Dataset listings of figures
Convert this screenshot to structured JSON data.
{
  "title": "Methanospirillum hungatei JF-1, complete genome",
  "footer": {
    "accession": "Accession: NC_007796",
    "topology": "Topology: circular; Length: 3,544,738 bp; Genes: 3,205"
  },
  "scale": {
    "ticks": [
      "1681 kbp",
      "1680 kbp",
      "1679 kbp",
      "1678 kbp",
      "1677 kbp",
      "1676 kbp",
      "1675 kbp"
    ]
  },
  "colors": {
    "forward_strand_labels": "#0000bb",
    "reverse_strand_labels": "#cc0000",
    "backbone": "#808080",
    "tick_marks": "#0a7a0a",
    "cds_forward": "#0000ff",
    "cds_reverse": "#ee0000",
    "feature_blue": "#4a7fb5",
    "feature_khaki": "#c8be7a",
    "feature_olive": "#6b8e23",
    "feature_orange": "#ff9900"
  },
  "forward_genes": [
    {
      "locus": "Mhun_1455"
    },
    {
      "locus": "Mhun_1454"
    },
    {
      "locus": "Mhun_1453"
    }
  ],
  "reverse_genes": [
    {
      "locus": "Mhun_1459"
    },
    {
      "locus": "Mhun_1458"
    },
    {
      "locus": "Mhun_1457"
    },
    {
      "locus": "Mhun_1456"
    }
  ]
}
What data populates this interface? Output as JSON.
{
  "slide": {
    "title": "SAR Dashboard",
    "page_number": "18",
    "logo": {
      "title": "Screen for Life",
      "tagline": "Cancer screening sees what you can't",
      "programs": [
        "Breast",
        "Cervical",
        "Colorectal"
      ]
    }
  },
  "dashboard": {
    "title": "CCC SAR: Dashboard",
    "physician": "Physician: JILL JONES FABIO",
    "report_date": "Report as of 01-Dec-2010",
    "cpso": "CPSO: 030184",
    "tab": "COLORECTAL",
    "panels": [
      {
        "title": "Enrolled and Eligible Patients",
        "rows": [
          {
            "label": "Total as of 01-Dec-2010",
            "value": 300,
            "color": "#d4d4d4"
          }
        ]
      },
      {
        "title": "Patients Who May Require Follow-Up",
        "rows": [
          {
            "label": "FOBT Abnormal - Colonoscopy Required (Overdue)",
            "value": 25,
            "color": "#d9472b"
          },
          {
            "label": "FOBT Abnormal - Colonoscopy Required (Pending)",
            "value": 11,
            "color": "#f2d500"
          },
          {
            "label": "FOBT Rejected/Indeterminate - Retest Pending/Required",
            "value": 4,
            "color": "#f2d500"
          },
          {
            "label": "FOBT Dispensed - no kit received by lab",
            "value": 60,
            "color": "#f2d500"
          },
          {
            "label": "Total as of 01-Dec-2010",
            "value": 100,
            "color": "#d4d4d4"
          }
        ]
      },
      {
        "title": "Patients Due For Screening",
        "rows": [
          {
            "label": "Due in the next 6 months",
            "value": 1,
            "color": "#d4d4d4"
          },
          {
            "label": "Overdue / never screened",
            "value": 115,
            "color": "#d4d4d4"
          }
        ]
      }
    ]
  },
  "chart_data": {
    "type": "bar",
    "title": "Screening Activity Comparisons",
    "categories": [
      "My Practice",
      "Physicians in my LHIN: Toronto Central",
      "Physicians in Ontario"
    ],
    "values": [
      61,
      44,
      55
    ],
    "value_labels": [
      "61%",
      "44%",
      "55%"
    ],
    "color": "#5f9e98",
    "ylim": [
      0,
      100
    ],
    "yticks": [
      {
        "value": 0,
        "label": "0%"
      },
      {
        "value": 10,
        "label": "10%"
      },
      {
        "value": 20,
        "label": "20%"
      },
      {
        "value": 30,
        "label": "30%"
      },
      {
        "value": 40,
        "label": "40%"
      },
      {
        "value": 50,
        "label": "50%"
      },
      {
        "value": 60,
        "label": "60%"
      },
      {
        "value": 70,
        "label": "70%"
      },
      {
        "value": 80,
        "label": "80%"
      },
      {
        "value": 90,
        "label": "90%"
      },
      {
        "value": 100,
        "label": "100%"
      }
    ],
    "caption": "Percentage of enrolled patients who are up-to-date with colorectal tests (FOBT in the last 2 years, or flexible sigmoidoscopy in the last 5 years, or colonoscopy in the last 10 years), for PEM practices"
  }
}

▸ **What is needed**: The whole of the data is to be returned with every line intact.

▸ **Solution to the problem**:
Convert this screenshot to structured JSON data.
{
  "title": "Methanospirillum hungatei JF-1, complete genome",
  "footer": {
    "accession": "Accession: NC_007796",
    "topology": "Topology: circular; Length: 3,544,738 bp; Genes: 3,205"
  },
  "scale": {
    "ticks": [
      "1681 kbp",
      "1680 kbp",
      "1679 kbp",
      "1678 kbp",
      "1677 kbp",
      "1676 kbp",
      "1675 kbp"
    ]
  },
  "colors": {
    "forward_strand_labels": "#0000bb",
    "reverse_strand_labels": "#cc0000",
    "backbone": "#808080",
    "tick_marks": "#0a7a0a",
    "cds_forward": "#0000ff",
    "cds_reverse": "#ee0000",
    "feature_blue": "#4a7fb5",
    "feature_khaki": "#c8be7a",
    "feature_olive": "#6b8e23",
    "feature_orange": "#ff9900"
  },
  "forward_genes": [
    {
      "locus": "Mhun_1455"
    },
    {
      "locus": "Mhun_1454"
    },
    {
      "locus": "Mhun_1453"
    }
  ],
  "reverse_genes": [
    {
      "locus": "Mhun_1459"
    },
    {
      "locus": "Mhun_1458"
    },
    {
      "locus": "Mhun_1457"
    },
    {
      "locus": "Mhun_1456"
    }
  ]
}
What data populates this interface? Output as JSON.
{
  "slide": {
    "title": "SAR Dashboard",
    "page_number": "18",
    "logo": {
      "title": "Screen for Life",
      "tagline": "Cancer screening sees what you can't",
      "programs": [
        "Breast",
        "Cervical",
        "Colorectal"
      ]
    }
  },
  "dashboard": {
    "title": "CCC SAR: Dashboard",
    "physician": "Physician: JILL JONES FABIO",
    "report_date": "Report as of 01-Dec-2010",
    "cpso": "CPSO: 030184",
    "tab": "COLORECTAL",
    "panels": [
      {
        "title": "Enrolled and Eligible Patients",
        "rows": [
          {
            "label": "Total as of 01-Dec-2010",
            "value": 300,
            "color": "#d4d4d4"
          }
        ]
      },
      {
        "title": "Patients Who May Require Follow-Up",
        "rows": [
          {
            "label": "FOBT Abnormal - Colonoscopy Required (Overdue)",
            "value": 25,
            "color": "#d9472b"
          },
          {
            "label": "FOBT Abnormal - Colonoscopy Required (Pending)",
            "value": 11,
            "color": "#f2d500"
          },
          {
            "label": "FOBT Rejected/Indeterminate - Retest Pending/Required",
            "value": 4,
            "color": "#f2d500"
          },
          {
            "label": "FOBT Dispensed - no kit received by lab",
            "value": 60,
            "color": "#f2d500"
          },
          {
            "label": "Total as of 01-Dec-2010",
            "value": 100,
            "color": "#d4d4d4"
          }
        ]
      },
      {
        "title": "Patients Due For Screening",
        "rows": [
          {
            "label": "Due in the next 6 months",
            "value": 1,
            "color": "#d4d4d4"
          },
          {
            "label": "Overdue / never screened",
            "value": 115,
            "color": "#d4d4d4"
          }
        ]
      }
    ]
  },
  "chart_data": {
    "type": "bar",
    "title": "Screening Activity Comparisons",
    "categories": [
      "My Practice",
      "Physicians in my LHIN: Toronto Central",
      "Physicians in Ontario"
    ],
    "values": [
      61,
      44,
      55
    ],
    "value_labels": [
      "61%",
      "44%",
      "55%"
    ],
    "color": "#5f9e98",
    "ylim": [
      0,
      100
    ],
    "yticks": [
      {
        "value": 0,
        "label": "0%"
      },
      {
        "value": 10,
        "label": "10%"
      },
      {
        "value": 20,
        "label": "20%"
      },
      {
        "value": 30,
        "label": "30%"
      },
      {
        "value": 40,
        "label": "40%"
      },
      {
        "value": 50,
        "label": "50%"
      },
      {
        "value": 60,
        "label": "60%"
      },
      {
        "value": 70,
        "label": "70%"
      },
      {
        "value": 80,
        "label": "80%"
      },
      {
        "value": 90,
        "label": "90%"
      },
      {
        "value": 100,
        "label": "100%"
      }
    ],
    "caption": "Percentage of enrolled patients who are up-to-date with colorectal tests (FOBT in the last 2 years, or flexible sigmoidoscopy in the last 5 years, or colonoscopy in the last 10 years), for PEM practices"
  }
}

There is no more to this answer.